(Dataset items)
--- begin ---
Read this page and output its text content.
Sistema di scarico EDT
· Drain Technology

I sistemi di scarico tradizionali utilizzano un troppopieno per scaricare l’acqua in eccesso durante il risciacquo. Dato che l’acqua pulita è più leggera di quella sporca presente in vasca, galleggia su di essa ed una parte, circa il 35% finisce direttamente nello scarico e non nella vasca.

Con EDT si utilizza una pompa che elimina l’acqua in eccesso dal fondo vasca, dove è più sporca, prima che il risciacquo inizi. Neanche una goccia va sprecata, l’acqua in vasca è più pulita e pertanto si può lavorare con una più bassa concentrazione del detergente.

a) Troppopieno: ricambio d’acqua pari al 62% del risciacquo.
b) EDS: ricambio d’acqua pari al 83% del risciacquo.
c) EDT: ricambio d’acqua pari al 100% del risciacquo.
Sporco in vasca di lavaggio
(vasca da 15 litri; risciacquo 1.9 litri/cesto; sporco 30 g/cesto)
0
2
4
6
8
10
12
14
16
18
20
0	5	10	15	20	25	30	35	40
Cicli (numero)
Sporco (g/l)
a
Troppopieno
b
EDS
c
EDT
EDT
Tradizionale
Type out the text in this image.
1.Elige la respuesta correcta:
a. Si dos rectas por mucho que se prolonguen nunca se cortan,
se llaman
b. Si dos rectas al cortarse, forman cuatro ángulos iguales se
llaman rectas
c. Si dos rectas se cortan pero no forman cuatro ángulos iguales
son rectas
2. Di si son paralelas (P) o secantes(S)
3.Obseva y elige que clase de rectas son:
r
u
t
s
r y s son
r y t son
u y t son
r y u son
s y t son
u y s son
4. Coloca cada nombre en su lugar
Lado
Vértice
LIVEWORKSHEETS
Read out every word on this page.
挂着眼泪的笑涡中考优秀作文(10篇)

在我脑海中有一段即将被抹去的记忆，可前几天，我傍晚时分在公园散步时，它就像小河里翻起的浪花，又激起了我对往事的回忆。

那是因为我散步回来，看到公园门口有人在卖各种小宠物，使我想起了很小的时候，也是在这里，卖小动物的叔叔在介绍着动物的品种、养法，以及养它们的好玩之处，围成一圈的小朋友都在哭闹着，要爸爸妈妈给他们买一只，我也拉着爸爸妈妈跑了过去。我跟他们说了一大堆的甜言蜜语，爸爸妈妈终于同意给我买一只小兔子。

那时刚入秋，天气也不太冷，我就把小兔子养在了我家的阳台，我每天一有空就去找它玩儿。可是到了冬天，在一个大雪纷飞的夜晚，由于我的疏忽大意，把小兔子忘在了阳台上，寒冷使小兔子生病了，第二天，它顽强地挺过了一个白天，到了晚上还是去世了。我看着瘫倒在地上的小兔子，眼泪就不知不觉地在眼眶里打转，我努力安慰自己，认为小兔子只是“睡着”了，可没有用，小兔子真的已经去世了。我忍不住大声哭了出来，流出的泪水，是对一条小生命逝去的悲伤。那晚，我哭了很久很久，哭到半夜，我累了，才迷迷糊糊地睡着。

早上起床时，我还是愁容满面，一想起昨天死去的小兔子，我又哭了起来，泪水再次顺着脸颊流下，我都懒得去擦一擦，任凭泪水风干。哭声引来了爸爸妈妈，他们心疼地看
--- end ---
Directions for this task: Extract all of the data exactly as written.

Answer to the task:
Read this page and output its text content.
Sistema di scarico EDT
· Drain Technology

I sistemi di scarico tradizionali utilizzano un troppopieno per scaricare l’acqua in eccesso durante il risciacquo. Dato che l’acqua pulita è più leggera di quella sporca presente in vasca, galleggia su di essa ed una parte, circa il 35% finisce direttamente nello scarico e non nella vasca.

Con EDT si utilizza una pompa che elimina l’acqua in eccesso dal fondo vasca, dove è più sporca, prima che il risciacquo inizi. Neanche una goccia va sprecata, l’acqua in vasca è più pulita e pertanto si può lavorare con una più bassa concentrazione del detergente.

a) Troppopieno: ricambio d’acqua pari al 62% del risciacquo.
b) EDS: ricambio d’acqua pari al 83% del risciacquo.
c) EDT: ricambio d’acqua pari al 100% del risciacquo.
Sporco in vasca di lavaggio
(vasca da 15 litri; risciacquo 1.9 litri/cesto; sporco 30 g/cesto)
0
2
4
6
8
10
12
14
16
18
20
0	5	10	15	20	25	30	35	40
Cicli (numero)
Sporco (g/l)
a
Troppopieno
b
EDS
c
EDT
EDT
Tradizionale
Type out the text in this image.
1.Elige la respuesta correcta:
a. Si dos rectas por mucho que se prolonguen nunca se cortan,
se llaman
b. Si dos rectas al cortarse, forman cuatro ángulos iguales se
llaman rectas
c. Si dos rectas se cortan pero no forman cuatro ángulos iguales
son rectas
2. Di si son paralelas (P) o secantes(S)
3.Obseva y elige que clase de rectas son:
r
u
t
s
r y s son
r y t son
u y t son
r y u son
s y t son
u y s son
4. Coloca cada nombre en su lugar
Lado
Vértice
LIVEWORKSHEETS
Read out every word on this page.
挂着眼泪的笑涡中考优秀作文(10篇)

在我脑海中有一段即将被抹去的记忆，可前几天，我傍晚时分在公园散步时，它就像小河里翻起的浪花，又激起了我对往事的回忆。

那是因为我散步回来，看到公园门口有人在卖各种小宠物，使我想起了很小的时候，也是在这里，卖小动物的叔叔在介绍着动物的品种、养法，以及养它们的好玩之处，围成一圈的小朋友都在哭闹着，要爸爸妈妈给他们买一只，我也拉着爸爸妈妈跑了过去。我跟他们说了一大堆的甜言蜜语，爸爸妈妈终于同意给我买一只小兔子。

那时刚入秋，天气也不太冷，我就把小兔子养在了我家的阳台，我每天一有空就去找它玩儿。可是到了冬天，在一个大雪纷飞的夜晚，由于我的疏忽大意，把小兔子忘在了阳台上，寒冷使小兔子生病了，第二天，它顽强地挺过了一个白天，到了晚上还是去世了。我看着瘫倒在地上的小兔子，眼泪就不知不觉地在眼眶里打转，我努力安慰自己，认为小兔子只是“睡着”了，可没有用，小兔子真的已经去世了。我忍不住大声哭了出来，流出的泪水，是对一条小生命逝去的悲伤。那晚，我哭了很久很久，哭到半夜，我累了，才迷迷糊糊地睡着。

早上起床时，我还是愁容满面，一想起昨天死去的小兔子，我又哭了起来，泪水再次顺着脸颊流下，我都懒得去擦一擦，任凭泪水风干。哭声引来了爸爸妈妈，他们心疼地看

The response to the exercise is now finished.